Records from a data source

=======

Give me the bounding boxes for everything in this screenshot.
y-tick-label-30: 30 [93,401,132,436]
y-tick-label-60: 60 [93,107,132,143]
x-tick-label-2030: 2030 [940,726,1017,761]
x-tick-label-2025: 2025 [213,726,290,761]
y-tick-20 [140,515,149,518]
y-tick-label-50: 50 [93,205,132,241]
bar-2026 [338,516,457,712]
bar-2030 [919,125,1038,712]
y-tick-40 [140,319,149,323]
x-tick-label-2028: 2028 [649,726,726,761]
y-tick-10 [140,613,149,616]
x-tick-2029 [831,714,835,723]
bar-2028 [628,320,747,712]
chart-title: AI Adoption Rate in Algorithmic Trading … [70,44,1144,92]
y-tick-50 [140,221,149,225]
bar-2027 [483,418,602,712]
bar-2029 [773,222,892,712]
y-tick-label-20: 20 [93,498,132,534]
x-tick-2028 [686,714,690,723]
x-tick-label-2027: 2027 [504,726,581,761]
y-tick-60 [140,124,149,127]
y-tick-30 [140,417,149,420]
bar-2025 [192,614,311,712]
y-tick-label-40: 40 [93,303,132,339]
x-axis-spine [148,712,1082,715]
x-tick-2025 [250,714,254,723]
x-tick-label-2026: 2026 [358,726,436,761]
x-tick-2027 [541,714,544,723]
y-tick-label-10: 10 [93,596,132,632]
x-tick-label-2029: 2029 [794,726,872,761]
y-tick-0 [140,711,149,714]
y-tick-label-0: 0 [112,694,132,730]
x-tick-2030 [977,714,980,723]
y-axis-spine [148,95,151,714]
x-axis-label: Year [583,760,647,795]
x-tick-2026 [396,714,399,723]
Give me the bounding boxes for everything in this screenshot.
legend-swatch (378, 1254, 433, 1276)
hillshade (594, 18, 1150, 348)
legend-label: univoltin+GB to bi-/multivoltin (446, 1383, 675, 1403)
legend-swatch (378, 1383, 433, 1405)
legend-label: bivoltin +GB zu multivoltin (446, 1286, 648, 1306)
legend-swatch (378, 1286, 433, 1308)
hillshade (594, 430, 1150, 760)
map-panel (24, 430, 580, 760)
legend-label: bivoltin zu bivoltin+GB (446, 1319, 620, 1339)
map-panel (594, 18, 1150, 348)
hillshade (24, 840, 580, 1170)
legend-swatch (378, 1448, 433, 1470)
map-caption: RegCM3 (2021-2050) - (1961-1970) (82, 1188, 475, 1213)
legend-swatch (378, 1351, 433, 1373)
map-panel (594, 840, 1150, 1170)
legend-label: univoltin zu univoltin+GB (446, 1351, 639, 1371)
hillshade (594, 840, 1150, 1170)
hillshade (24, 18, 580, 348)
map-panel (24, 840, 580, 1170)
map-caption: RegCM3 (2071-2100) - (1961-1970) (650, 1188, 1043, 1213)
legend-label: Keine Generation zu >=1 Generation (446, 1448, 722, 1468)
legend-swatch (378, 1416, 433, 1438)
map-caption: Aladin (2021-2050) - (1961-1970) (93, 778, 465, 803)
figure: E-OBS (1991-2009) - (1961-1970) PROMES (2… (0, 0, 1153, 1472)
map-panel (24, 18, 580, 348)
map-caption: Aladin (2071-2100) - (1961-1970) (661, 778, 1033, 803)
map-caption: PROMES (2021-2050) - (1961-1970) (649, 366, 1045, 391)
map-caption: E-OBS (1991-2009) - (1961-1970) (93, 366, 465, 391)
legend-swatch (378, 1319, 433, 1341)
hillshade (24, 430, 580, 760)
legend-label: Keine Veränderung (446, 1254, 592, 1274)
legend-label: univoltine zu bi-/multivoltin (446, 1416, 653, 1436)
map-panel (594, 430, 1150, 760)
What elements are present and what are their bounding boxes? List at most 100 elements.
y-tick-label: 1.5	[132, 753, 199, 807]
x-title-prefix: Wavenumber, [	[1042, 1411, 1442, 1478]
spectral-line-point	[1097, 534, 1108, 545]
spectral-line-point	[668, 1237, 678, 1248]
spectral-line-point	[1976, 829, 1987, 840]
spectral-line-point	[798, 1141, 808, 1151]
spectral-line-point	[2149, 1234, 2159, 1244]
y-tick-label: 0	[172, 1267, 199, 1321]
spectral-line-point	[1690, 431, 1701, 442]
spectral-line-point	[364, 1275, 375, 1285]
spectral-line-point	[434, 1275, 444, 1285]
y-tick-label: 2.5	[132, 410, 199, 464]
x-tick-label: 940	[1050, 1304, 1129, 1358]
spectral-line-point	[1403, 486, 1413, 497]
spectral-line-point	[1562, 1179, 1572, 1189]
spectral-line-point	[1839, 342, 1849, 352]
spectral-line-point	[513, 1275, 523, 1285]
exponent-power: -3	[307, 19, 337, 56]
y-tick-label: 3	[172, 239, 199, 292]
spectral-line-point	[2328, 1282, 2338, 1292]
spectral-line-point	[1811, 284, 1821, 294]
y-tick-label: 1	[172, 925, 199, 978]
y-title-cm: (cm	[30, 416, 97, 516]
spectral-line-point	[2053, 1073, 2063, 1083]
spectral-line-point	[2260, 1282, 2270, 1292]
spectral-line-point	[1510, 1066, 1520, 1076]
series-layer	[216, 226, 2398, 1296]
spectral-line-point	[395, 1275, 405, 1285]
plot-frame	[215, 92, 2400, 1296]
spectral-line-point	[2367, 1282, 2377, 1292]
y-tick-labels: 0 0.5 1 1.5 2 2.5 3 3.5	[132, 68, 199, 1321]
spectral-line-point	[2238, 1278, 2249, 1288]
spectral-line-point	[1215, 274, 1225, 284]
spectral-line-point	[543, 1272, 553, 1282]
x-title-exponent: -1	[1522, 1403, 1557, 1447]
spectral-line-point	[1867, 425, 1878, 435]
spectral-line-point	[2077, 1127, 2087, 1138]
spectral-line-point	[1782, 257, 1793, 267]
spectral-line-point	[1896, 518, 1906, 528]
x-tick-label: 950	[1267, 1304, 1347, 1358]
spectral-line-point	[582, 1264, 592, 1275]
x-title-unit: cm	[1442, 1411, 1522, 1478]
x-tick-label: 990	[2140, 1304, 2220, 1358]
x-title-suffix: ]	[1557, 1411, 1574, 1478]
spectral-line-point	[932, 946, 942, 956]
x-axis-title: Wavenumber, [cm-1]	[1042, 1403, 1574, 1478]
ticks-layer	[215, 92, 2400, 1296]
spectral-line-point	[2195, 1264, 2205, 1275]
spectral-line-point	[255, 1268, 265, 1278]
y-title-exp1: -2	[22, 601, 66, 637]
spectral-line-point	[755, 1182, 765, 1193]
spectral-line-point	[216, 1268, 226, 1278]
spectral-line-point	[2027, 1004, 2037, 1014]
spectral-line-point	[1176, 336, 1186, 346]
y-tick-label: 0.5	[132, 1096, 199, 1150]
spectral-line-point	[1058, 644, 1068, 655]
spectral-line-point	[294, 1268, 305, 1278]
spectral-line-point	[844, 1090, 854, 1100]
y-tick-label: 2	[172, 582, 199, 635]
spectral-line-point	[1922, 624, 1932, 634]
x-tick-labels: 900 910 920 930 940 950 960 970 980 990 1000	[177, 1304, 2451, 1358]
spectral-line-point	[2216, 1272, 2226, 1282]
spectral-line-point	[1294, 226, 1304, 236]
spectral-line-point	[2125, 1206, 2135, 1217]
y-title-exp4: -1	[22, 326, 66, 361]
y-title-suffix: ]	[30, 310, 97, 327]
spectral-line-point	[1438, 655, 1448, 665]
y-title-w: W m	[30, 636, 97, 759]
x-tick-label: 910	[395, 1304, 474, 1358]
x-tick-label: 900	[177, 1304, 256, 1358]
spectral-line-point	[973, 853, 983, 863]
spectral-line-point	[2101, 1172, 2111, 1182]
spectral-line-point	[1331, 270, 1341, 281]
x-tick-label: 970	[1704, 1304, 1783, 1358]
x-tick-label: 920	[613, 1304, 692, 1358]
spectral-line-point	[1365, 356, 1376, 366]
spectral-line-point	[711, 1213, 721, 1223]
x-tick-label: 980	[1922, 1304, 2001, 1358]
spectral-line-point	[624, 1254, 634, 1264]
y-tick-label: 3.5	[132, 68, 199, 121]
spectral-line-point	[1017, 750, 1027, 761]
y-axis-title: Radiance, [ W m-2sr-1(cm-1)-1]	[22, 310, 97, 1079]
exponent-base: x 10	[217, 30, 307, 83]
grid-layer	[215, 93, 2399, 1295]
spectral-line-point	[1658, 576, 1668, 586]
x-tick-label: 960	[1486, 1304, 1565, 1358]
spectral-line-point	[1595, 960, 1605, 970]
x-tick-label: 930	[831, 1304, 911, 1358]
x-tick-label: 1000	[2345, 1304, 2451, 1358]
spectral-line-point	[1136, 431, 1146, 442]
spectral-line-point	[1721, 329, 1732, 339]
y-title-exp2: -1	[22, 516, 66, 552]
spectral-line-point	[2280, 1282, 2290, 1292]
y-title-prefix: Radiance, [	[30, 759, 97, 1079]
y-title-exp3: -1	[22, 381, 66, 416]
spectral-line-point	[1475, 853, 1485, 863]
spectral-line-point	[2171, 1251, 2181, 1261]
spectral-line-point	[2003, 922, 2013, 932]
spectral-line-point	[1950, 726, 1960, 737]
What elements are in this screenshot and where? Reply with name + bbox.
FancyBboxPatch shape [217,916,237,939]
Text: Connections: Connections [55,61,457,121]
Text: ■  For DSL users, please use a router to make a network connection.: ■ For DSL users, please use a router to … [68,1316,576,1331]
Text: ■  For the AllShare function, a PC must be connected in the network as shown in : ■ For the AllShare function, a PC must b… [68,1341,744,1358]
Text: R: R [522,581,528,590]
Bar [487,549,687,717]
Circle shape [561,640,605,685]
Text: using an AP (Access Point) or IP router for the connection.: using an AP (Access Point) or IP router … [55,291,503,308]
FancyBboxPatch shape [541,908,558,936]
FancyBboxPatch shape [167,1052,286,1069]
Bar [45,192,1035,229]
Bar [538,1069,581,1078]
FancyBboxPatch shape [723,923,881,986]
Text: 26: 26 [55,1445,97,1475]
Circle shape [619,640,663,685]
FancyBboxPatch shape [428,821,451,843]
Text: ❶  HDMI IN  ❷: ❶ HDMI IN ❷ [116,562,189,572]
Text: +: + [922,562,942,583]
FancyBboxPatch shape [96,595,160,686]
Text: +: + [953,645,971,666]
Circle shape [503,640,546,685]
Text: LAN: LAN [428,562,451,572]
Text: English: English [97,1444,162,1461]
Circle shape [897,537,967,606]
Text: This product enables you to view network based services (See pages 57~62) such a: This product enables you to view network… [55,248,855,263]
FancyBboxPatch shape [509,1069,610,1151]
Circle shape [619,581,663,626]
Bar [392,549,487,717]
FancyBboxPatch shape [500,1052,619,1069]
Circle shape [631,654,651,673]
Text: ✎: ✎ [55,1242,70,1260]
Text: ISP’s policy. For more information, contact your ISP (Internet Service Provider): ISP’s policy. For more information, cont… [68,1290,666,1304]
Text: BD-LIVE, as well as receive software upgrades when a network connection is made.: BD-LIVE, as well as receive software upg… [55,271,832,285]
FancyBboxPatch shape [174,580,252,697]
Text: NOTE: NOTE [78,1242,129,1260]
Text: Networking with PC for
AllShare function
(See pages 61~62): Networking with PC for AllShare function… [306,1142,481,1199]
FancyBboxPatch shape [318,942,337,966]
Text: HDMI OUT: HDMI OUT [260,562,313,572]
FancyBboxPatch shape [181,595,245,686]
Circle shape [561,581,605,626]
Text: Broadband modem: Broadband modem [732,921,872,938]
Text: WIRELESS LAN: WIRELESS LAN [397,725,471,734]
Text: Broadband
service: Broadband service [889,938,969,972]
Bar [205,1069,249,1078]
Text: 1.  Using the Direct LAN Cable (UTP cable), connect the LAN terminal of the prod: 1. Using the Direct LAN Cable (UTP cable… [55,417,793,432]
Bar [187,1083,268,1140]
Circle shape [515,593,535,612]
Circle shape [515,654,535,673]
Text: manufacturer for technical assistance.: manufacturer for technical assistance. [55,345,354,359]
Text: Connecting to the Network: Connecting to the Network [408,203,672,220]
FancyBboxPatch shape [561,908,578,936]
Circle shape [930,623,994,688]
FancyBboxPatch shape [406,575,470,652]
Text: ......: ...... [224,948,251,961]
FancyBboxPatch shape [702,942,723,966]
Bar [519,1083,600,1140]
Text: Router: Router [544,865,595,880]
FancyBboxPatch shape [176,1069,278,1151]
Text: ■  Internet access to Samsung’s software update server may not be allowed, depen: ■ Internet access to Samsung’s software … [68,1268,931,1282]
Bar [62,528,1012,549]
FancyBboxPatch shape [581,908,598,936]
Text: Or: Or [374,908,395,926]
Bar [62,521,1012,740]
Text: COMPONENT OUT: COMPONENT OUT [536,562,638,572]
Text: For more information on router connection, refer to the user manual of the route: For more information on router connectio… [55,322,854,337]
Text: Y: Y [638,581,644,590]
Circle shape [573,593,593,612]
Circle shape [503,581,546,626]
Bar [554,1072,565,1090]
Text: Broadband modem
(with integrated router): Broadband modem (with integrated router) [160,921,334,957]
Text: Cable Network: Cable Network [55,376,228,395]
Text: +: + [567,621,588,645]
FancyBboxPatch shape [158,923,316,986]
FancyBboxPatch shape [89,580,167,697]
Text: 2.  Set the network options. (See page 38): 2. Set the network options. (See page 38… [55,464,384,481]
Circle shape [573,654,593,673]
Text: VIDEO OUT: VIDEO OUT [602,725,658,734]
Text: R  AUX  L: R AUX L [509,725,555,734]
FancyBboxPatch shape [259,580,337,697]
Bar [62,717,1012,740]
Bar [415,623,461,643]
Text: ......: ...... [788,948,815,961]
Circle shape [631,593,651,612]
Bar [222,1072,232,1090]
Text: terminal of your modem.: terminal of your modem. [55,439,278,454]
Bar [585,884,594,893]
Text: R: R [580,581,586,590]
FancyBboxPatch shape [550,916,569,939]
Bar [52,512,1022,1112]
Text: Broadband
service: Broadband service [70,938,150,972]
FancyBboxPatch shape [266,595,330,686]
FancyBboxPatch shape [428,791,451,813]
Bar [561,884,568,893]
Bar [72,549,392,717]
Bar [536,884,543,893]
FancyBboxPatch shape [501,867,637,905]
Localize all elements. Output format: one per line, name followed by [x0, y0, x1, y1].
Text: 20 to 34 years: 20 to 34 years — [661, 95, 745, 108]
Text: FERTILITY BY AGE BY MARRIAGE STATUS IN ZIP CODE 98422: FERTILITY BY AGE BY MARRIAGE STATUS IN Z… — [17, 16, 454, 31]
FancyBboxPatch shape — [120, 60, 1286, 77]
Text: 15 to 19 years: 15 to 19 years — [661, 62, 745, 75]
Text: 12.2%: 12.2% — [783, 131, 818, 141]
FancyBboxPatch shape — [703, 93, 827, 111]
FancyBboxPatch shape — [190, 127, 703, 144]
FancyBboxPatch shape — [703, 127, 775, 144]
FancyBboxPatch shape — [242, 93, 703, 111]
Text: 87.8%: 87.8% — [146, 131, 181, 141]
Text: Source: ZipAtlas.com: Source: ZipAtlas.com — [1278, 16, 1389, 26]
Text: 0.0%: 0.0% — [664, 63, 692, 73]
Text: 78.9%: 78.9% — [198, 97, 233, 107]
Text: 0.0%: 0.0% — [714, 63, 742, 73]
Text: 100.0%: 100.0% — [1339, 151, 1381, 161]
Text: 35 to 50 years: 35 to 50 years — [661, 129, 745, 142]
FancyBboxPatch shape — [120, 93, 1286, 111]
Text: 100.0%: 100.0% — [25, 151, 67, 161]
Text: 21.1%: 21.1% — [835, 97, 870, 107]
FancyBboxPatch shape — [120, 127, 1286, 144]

=======

__What the exercise asks__
Put the stretch from the start of the entries through the line containing "y-tick-20 [140,515,149,518]" into a Markdown table with the columns No. and Line, skipping any blank lines.

__Answer for the task__
| No. | Line |
|---|---|
| 1 | Give me the bounding boxes for everything in this screenshot. |
| 2 | y-tick-label-30: 30 [93,401,132,436] |
| 3 | y-tick-label-60: 60 [93,107,132,143] |
| 4 | x-tick-label-2030: 2030 [940,726,1017,761] |
| 5 | x-tick-label-2025: 2025 [213,726,290,761] |
| 6 | y-tick-20 [140,515,149,518] |